- _THE RECORDS_:
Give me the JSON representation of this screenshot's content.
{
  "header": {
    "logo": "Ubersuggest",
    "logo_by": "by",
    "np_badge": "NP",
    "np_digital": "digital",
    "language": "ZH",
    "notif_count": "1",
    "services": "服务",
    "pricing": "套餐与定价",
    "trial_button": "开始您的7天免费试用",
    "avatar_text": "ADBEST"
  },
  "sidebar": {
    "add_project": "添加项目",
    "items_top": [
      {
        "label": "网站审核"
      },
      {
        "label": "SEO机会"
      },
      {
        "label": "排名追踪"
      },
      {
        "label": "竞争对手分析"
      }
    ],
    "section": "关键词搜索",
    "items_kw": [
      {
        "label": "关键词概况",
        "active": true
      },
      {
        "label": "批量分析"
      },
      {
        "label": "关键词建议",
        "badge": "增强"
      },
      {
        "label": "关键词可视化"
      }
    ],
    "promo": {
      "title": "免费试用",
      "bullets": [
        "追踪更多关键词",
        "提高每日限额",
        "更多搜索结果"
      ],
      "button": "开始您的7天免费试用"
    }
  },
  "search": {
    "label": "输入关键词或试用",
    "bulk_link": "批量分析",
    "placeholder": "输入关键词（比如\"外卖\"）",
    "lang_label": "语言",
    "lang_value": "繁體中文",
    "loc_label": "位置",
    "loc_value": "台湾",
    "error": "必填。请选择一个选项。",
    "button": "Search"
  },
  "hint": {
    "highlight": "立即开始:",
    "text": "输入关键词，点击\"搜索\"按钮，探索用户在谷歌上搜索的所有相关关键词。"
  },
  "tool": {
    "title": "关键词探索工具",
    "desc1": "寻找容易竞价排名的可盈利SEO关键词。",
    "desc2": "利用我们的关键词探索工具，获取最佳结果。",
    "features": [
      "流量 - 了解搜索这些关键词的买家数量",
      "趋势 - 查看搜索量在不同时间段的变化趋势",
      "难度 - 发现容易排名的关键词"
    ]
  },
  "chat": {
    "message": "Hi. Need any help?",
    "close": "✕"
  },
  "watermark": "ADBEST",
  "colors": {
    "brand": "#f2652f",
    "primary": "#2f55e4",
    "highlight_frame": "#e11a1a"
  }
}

- _AIM_: Type out the full listing again, exactly as given.

- _FINISHED ANSWER_:
Give me the JSON representation of this screenshot's content.
{
  "header": {
    "logo": "Ubersuggest",
    "logo_by": "by",
    "np_badge": "NP",
    "np_digital": "digital",
    "language": "ZH",
    "notif_count": "1",
    "services": "服务",
    "pricing": "套餐与定价",
    "trial_button": "开始您的7天免费试用",
    "avatar_text": "ADBEST"
  },
  "sidebar": {
    "add_project": "添加项目",
    "items_top": [
      {
        "label": "网站审核"
      },
      {
        "label": "SEO机会"
      },
      {
        "label": "排名追踪"
      },
      {
        "label": "竞争对手分析"
      }
    ],
    "section": "关键词搜索",
    "items_kw": [
      {
        "label": "关键词概况",
        "active": true
      },
      {
        "label": "批量分析"
      },
      {
        "label": "关键词建议",
        "badge": "增强"
      },
      {
        "label": "关键词可视化"
      }
    ],
    "promo": {
      "title": "免费试用",
      "bullets": [
        "追踪更多关键词",
        "提高每日限额",
        "更多搜索结果"
      ],
      "button": "开始您的7天免费试用"
    }
  },
  "search": {
    "label": "输入关键词或试用",
    "bulk_link": "批量分析",
    "placeholder": "输入关键词（比如\"外卖\"）",
    "lang_label": "语言",
    "lang_value": "繁體中文",
    "loc_label": "位置",
    "loc_value": "台湾",
    "error": "必填。请选择一个选项。",
    "button": "Search"
  },
  "hint": {
    "highlight": "立即开始:",
    "text": "输入关键词，点击\"搜索\"按钮，探索用户在谷歌上搜索的所有相关关键词。"
  },
  "tool": {
    "title": "关键词探索工具",
    "desc1": "寻找容易竞价排名的可盈利SEO关键词。",
    "desc2": "利用我们的关键词探索工具，获取最佳结果。",
    "features": [
      "流量 - 了解搜索这些关键词的买家数量",
      "趋势 - 查看搜索量在不同时间段的变化趋势",
      "难度 - 发现容易排名的关键词"
    ]
  },
  "chat": {
    "message": "Hi. Need any help?",
    "close": "✕"
  },
  "watermark": "ADBEST",
  "colors": {
    "brand": "#f2652f",
    "primary": "#2f55e4",
    "highlight_frame": "#e11a1a"
  }
}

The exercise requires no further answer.